Stored rows =>
....

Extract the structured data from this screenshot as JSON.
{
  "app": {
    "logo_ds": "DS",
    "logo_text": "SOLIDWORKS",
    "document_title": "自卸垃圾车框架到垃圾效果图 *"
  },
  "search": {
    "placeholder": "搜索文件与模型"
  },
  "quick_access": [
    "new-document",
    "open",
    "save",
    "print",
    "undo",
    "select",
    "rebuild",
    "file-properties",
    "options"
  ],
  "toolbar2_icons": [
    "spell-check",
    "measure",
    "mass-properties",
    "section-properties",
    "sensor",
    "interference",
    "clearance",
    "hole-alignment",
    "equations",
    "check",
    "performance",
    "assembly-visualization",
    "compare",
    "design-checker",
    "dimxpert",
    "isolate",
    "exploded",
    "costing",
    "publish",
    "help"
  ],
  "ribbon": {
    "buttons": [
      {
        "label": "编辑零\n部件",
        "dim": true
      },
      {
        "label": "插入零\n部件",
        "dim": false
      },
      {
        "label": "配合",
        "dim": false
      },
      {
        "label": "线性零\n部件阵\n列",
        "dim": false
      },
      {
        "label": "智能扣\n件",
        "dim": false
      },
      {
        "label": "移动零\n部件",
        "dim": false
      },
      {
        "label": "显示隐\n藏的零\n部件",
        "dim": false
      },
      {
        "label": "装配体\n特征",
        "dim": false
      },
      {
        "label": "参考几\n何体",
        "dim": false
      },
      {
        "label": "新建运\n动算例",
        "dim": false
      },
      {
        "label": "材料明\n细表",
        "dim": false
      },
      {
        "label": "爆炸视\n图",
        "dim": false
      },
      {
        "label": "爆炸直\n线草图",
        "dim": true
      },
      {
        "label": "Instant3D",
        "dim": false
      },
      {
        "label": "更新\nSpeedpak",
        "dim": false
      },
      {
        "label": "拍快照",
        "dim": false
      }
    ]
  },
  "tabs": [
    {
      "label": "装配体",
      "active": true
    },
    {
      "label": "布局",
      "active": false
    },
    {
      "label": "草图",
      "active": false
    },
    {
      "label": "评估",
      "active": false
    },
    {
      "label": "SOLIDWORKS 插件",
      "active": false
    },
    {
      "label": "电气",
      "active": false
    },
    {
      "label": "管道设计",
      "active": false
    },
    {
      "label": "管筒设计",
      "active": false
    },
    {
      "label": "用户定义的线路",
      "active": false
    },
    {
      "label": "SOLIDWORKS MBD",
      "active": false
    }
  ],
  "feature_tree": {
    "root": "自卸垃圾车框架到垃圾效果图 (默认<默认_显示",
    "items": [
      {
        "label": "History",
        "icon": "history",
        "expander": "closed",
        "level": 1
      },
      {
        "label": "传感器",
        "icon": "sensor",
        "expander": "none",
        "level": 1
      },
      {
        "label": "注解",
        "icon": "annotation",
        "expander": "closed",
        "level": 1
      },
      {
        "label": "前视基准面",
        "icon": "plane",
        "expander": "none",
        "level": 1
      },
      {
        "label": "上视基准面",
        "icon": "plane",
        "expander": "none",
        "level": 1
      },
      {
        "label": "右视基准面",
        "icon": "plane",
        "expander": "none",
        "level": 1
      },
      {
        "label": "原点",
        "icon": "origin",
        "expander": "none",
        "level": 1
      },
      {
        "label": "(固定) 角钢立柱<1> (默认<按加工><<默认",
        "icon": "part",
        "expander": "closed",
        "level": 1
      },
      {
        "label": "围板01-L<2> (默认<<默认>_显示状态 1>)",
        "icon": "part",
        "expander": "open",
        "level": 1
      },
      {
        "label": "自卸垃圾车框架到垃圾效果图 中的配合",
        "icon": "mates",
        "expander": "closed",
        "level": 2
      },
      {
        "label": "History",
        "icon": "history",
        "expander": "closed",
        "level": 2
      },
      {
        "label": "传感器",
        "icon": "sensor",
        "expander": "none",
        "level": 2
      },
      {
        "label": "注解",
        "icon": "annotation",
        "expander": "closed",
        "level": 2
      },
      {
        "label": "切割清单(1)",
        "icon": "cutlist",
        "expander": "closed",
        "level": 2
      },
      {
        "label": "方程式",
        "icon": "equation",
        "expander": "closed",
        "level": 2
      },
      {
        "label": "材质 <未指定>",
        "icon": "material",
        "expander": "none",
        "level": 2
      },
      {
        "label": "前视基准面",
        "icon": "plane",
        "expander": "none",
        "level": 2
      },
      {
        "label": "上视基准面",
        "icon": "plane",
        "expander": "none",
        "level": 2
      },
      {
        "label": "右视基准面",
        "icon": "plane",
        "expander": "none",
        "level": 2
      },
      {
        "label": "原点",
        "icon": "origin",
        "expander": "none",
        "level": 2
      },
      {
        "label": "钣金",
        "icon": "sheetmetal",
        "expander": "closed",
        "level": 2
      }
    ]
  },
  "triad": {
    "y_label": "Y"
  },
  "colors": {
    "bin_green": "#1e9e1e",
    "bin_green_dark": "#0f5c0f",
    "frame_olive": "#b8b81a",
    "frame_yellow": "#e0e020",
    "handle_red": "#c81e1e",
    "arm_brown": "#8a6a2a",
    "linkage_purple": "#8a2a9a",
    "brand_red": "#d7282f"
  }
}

....

Written task =>
Copy down the whole of the data above, matching it exactly.

Result of this task =>
Extract the structured data from this screenshot as JSON.
{
  "app": {
    "logo_ds": "DS",
    "logo_text": "SOLIDWORKS",
    "document_title": "自卸垃圾车框架到垃圾效果图 *"
  },
  "search": {
    "placeholder": "搜索文件与模型"
  },
  "quick_access": [
    "new-document",
    "open",
    "save",
    "print",
    "undo",
    "select",
    "rebuild",
    "file-properties",
    "options"
  ],
  "toolbar2_icons": [
    "spell-check",
    "measure",
    "mass-properties",
    "section-properties",
    "sensor",
    "interference",
    "clearance",
    "hole-alignment",
    "equations",
    "check",
    "performance",
    "assembly-visualization",
    "compare",
    "design-checker",
    "dimxpert",
    "isolate",
    "exploded",
    "costing",
    "publish",
    "help"
  ],
  "ribbon": {
    "buttons": [
      {
        "label": "编辑零\n部件",
        "dim": true
      },
      {
        "label": "插入零\n部件",
        "dim": false
      },
      {
        "label": "配合",
        "dim": false
      },
      {
        "label": "线性零\n部件阵\n列",
        "dim": false
      },
      {
        "label": "智能扣\n件",
        "dim": false
      },
      {
        "label": "移动零\n部件",
        "dim": false
      },
      {
        "label": "显示隐\n藏的零\n部件",
        "dim": false
      },
      {
        "label": "装配体\n特征",
        "dim": false
      },
      {
        "label": "参考几\n何体",
        "dim": false
      },
      {
        "label": "新建运\n动算例",
        "dim": false
      },
      {
        "label": "材料明\n细表",
        "dim": false
      },
      {
        "label": "爆炸视\n图",
        "dim": false
      },
      {
        "label": "爆炸直\n线草图",
        "dim": true
      },
      {
        "label": "Instant3D",
        "dim": false
      },
      {
        "label": "更新\nSpeedpak",
        "dim": false
      },
      {
        "label": "拍快照",
        "dim": false
      }
    ]
  },
  "tabs": [
    {
      "label": "装配体",
      "active": true
    },
    {
      "label": "布局",
      "active": false
    },
    {
      "label": "草图",
      "active": false
    },
    {
      "label": "评估",
      "active": false
    },
    {
      "label": "SOLIDWORKS 插件",
      "active": false
    },
    {
      "label": "电气",
      "active": false
    },
    {
      "label": "管道设计",
      "active": false
    },
    {
      "label": "管筒设计",
      "active": false
    },
    {
      "label": "用户定义的线路",
      "active": false
    },
    {
      "label": "SOLIDWORKS MBD",
      "active": false
    }
  ],
  "feature_tree": {
    "root": "自卸垃圾车框架到垃圾效果图 (默认<默认_显示",
    "items": [
      {
        "label": "History",
        "icon": "history",
        "expander": "closed",
        "level": 1
      },
      {
        "label": "传感器",
        "icon": "sensor",
        "expander": "none",
        "level": 1
      },
      {
        "label": "注解",
        "icon": "annotation",
        "expander": "closed",
        "level": 1
      },
      {
        "label": "前视基准面",
        "icon": "plane",
        "expander": "none",
        "level": 1
      },
      {
        "label": "上视基准面",
        "icon": "plane",
        "expander": "none",
        "level": 1
      },
      {
        "label": "右视基准面",
        "icon": "plane",
        "expander": "none",
        "level": 1
      },
      {
        "label": "原点",
        "icon": "origin",
        "expander": "none",
        "level": 1
      },
      {
        "label": "(固定) 角钢立柱<1> (默认<按加工><<默认",
        "icon": "part",
        "expander": "closed",
        "level": 1
      },
      {
        "label": "围板01-L<2> (默认<<默认>_显示状态 1>)",
        "icon": "part",
        "expander": "open",
        "level": 1
      },
      {
        "label": "自卸垃圾车框架到垃圾效果图 中的配合",
        "icon": "mates",
        "expander": "closed",
        "level": 2
      },
      {
        "label": "History",
        "icon": "history",
        "expander": "closed",
        "level": 2
      },
      {
        "label": "传感器",
        "icon": "sensor",
        "expander": "none",
        "level": 2
      },
      {
        "label": "注解",
        "icon": "annotation",
        "expander": "closed",
        "level": 2
      },
      {
        "label": "切割清单(1)",
        "icon": "cutlist",
        "expander": "closed",
        "level": 2
      },
      {
        "label": "方程式",
        "icon": "equation",
        "expander": "closed",
        "level": 2
      },
      {
        "label": "材质 <未指定>",
        "icon": "material",
        "expander": "none",
        "level": 2
      },
      {
        "label": "前视基准面",
        "icon": "plane",
        "expander": "none",
        "level": 2
      },
      {
        "label": "上视基准面",
        "icon": "plane",
        "expander": "none",
        "level": 2
      },
      {
        "label": "右视基准面",
        "icon": "plane",
        "expander": "none",
        "level": 2
      },
      {
        "label": "原点",
        "icon": "origin",
        "expander": "none",
        "level": 2
      },
      {
        "label": "钣金",
        "icon": "sheetmetal",
        "expander": "closed",
        "level": 2
      }
    ]
  },
  "triad": {
    "y_label": "Y"
  },
  "colors": {
    "bin_green": "#1e9e1e",
    "bin_green_dark": "#0f5c0f",
    "frame_olive": "#b8b81a",
    "frame_yellow": "#e0e020",
    "handle_red": "#c81e1e",
    "arm_brown": "#8a6a2a",
    "linkage_purple": "#8a2a9a",
    "brand_red": "#d7282f"
  }
}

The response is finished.